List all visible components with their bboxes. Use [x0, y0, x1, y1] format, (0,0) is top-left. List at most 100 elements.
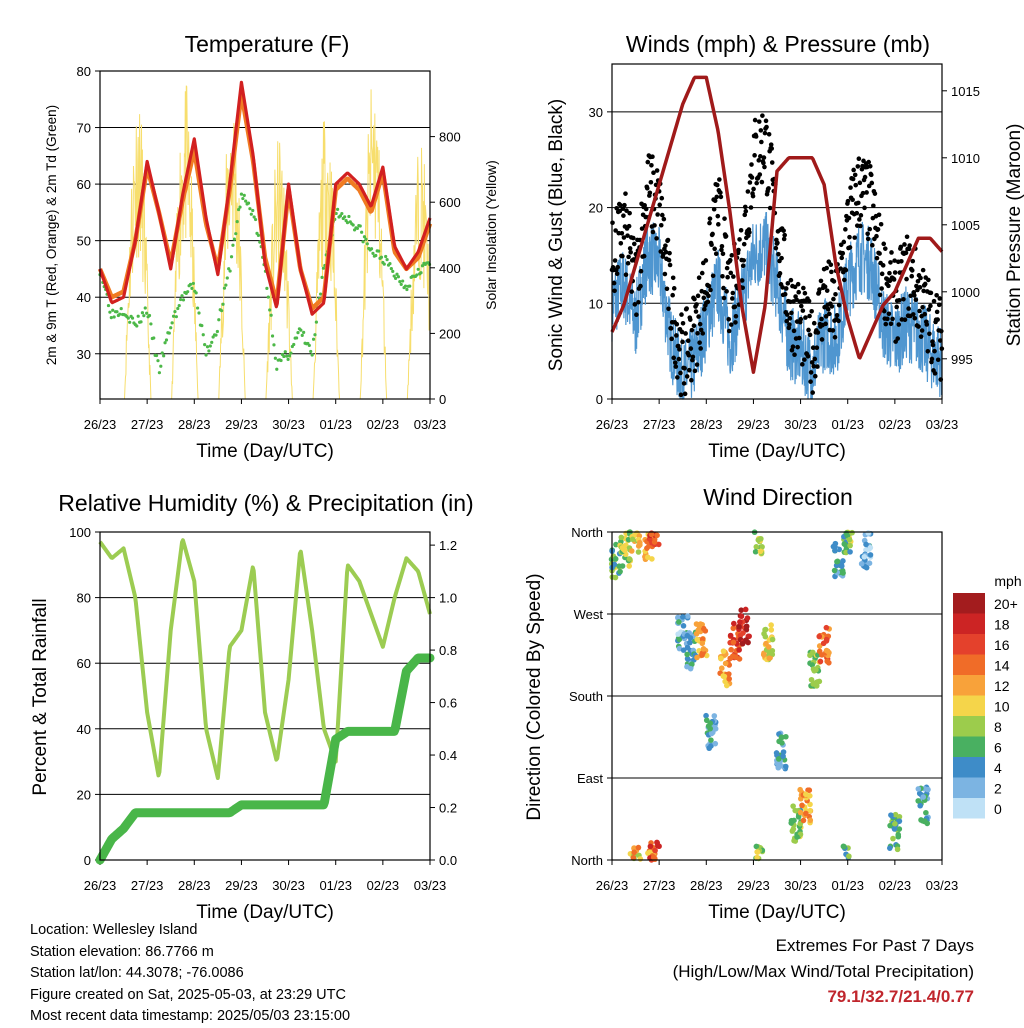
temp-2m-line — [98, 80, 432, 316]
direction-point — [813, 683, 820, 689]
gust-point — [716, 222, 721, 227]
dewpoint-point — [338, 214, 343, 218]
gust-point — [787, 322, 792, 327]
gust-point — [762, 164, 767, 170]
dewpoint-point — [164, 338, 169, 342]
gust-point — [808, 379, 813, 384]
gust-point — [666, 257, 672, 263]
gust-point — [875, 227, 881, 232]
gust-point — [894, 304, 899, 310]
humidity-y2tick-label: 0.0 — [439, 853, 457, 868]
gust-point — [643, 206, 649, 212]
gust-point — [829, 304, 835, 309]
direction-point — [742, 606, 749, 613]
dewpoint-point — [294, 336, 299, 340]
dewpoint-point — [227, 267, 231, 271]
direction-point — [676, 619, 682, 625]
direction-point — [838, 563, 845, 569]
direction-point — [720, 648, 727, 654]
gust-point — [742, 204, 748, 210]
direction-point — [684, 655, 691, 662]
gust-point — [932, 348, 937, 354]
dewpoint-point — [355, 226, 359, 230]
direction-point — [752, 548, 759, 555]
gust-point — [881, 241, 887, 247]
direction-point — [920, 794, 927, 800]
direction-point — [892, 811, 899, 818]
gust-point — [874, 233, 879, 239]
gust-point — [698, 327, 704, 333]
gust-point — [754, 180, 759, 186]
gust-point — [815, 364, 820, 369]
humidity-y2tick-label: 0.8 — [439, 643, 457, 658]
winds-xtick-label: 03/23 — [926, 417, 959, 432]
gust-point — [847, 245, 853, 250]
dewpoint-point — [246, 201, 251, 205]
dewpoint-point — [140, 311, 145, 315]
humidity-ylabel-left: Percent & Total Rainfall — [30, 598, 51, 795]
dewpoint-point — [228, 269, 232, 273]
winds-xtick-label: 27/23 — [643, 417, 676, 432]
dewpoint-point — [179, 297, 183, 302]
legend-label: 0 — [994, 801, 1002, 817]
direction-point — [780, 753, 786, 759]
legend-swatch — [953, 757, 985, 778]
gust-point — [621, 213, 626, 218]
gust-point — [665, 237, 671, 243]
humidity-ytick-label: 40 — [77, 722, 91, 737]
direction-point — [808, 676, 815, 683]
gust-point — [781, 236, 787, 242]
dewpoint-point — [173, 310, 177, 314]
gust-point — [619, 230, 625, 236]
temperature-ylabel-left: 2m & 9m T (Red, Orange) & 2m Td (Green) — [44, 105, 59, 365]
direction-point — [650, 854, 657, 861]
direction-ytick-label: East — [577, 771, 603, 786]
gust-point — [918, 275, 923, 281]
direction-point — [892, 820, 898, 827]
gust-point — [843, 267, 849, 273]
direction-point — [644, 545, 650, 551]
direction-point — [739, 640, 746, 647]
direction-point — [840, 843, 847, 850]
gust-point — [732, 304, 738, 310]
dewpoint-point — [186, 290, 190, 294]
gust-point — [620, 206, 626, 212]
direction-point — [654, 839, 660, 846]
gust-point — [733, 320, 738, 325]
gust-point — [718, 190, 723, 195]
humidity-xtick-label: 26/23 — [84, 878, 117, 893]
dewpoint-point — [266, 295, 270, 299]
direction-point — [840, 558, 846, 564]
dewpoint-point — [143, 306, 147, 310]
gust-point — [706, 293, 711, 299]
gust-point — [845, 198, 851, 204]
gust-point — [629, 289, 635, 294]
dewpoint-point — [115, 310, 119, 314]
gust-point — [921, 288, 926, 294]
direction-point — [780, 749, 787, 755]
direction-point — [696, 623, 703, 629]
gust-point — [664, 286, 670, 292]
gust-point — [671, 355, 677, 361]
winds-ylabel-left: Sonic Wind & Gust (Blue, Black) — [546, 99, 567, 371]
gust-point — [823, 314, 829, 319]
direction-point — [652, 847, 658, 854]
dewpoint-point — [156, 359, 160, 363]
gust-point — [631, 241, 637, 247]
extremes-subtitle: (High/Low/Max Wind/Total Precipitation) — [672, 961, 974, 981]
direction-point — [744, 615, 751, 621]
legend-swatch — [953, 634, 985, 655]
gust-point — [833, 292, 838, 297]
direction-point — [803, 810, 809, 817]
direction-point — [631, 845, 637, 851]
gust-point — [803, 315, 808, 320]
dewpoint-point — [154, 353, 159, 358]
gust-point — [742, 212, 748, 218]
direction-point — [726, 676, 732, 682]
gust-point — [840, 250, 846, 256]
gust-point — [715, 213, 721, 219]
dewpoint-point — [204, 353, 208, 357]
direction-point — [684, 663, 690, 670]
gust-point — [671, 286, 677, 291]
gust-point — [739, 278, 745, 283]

────

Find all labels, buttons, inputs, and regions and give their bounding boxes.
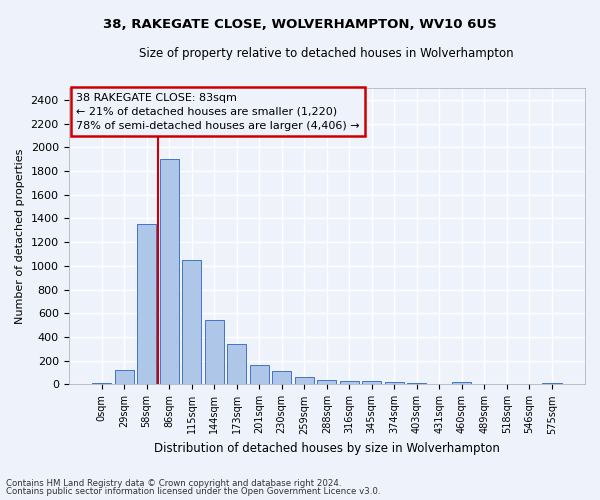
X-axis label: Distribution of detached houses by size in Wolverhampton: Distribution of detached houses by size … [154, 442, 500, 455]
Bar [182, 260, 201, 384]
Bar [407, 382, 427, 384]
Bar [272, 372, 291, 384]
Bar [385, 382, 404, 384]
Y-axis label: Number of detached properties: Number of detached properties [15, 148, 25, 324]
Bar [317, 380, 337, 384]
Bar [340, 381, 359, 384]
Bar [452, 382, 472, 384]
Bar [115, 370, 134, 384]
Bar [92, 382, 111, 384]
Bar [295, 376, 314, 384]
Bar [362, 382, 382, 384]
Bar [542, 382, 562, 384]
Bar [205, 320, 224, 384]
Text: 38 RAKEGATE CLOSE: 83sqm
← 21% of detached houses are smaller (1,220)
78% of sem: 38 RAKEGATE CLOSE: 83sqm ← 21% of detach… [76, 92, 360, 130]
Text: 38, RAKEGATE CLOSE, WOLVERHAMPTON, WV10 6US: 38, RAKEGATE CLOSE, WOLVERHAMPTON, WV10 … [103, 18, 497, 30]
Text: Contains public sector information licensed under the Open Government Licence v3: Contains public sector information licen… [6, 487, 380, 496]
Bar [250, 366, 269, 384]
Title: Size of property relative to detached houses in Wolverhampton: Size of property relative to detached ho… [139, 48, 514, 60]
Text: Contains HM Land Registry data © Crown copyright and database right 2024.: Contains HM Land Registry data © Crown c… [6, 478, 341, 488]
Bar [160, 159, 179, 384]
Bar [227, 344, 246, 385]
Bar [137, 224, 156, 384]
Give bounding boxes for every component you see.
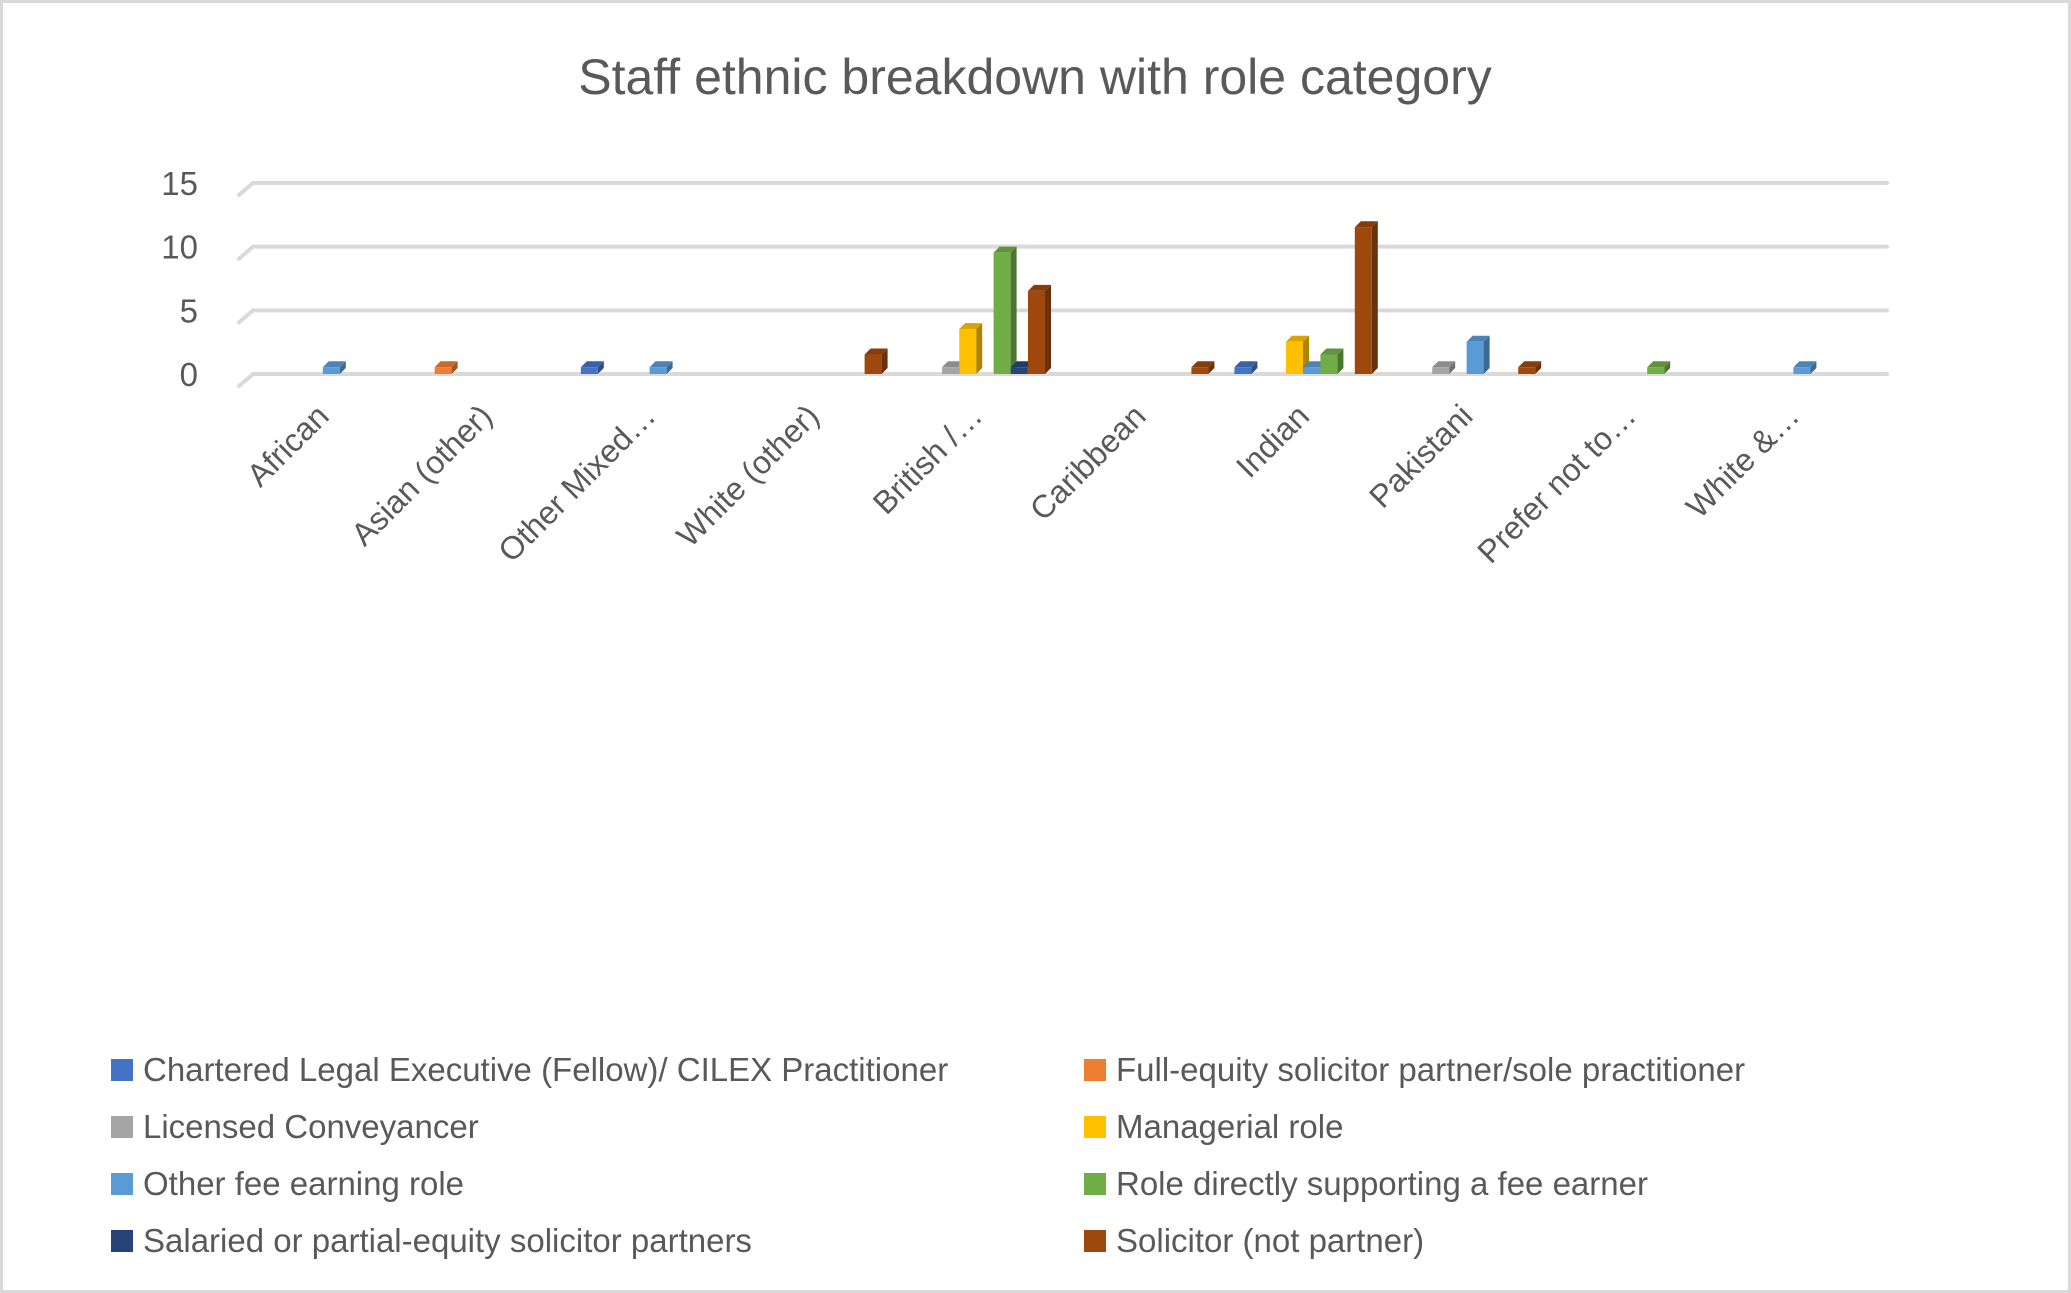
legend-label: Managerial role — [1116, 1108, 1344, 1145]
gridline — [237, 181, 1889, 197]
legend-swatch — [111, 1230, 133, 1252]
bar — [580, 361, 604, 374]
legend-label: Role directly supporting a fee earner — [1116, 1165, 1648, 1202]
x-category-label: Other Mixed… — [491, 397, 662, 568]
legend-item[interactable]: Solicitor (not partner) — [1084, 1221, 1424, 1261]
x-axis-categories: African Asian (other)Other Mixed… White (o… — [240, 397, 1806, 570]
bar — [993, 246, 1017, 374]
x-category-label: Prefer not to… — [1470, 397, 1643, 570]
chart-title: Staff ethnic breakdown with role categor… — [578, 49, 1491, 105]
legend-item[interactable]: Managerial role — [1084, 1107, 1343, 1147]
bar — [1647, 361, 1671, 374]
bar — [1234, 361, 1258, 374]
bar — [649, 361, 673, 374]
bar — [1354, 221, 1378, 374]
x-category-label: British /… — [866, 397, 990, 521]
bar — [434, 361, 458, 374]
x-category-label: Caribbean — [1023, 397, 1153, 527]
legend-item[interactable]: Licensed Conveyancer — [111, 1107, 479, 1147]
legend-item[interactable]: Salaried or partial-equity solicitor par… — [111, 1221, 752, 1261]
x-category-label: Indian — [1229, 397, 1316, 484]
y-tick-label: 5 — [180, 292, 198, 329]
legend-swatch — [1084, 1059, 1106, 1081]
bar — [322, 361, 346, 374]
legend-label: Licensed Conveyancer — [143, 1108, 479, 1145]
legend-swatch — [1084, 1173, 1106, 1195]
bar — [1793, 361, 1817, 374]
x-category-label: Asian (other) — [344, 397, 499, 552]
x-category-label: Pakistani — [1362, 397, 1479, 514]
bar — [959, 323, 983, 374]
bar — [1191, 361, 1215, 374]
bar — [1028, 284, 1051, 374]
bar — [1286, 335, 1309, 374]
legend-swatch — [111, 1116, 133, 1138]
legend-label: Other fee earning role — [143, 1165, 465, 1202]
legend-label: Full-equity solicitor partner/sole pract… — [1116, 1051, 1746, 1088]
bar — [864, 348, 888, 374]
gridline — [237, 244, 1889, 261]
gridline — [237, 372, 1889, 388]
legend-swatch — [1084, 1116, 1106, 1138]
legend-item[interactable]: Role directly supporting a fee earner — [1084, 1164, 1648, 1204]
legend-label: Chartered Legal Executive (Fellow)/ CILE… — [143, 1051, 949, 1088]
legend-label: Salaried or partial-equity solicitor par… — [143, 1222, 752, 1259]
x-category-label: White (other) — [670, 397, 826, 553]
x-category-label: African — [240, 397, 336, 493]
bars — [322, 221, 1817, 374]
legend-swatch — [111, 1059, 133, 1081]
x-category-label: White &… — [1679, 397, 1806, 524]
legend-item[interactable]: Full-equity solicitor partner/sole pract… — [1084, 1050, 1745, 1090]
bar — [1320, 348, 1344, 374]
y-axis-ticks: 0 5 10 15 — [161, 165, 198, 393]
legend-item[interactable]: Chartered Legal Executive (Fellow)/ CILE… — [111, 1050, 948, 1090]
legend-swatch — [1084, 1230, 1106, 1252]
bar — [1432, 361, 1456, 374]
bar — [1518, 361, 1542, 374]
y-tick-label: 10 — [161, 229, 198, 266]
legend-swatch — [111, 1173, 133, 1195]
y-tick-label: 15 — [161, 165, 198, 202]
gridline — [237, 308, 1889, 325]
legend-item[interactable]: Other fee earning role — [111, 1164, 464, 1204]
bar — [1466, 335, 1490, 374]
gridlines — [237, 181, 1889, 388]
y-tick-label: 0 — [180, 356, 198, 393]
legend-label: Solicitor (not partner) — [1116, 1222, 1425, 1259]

────

Quote the material verbatim from the line containing "Find all labels, buttons, inputs, and" down to the line containing "Give bounding boxes", both lines included. Leave the picture out of the answer.

Find all labels, buttons, inputs, and regions and give their bounding boxes.
X-axis label: Distribution of detached houses by size in Wolverhampton: Distribution of detached houses by size … [154, 442, 500, 455]
Bar [182, 260, 201, 384]
Bar [407, 382, 427, 384]
Bar [272, 372, 291, 384]
Bar [385, 382, 404, 384]
Y-axis label: Number of detached properties: Number of detached properties [15, 148, 25, 324]
Bar [317, 380, 337, 384]
Bar [340, 381, 359, 384]
Bar [452, 382, 472, 384]
Bar [115, 370, 134, 384]
Bar [92, 382, 111, 384]
Bar [295, 376, 314, 384]
Bar [362, 382, 382, 384]
Bar [542, 382, 562, 384]
Bar [205, 320, 224, 384]
Text: 38 RAKEGATE CLOSE: 83sqm
← 21% of detached houses are smaller (1,220)
78% of sem: 38 RAKEGATE CLOSE: 83sqm ← 21% of detach… [76, 92, 360, 130]
Text: 38, RAKEGATE CLOSE, WOLVERHAMPTON, WV10 6US: 38, RAKEGATE CLOSE, WOLVERHAMPTON, WV10 … [103, 18, 497, 30]
Text: Contains public sector information licensed under the Open Government Licence v3: Contains public sector information licen… [6, 487, 380, 496]
Bar [250, 366, 269, 384]
Title: Size of property relative to detached houses in Wolverhampton: Size of property relative to detached ho… [139, 48, 514, 60]
Text: Contains HM Land Registry data © Crown copyright and database right 2024.: Contains HM Land Registry data © Crown c… [6, 478, 341, 488]
Bar [160, 159, 179, 384]
Bar [227, 344, 246, 385]
Bar [137, 224, 156, 384]
Give bounding boxes for every component you see.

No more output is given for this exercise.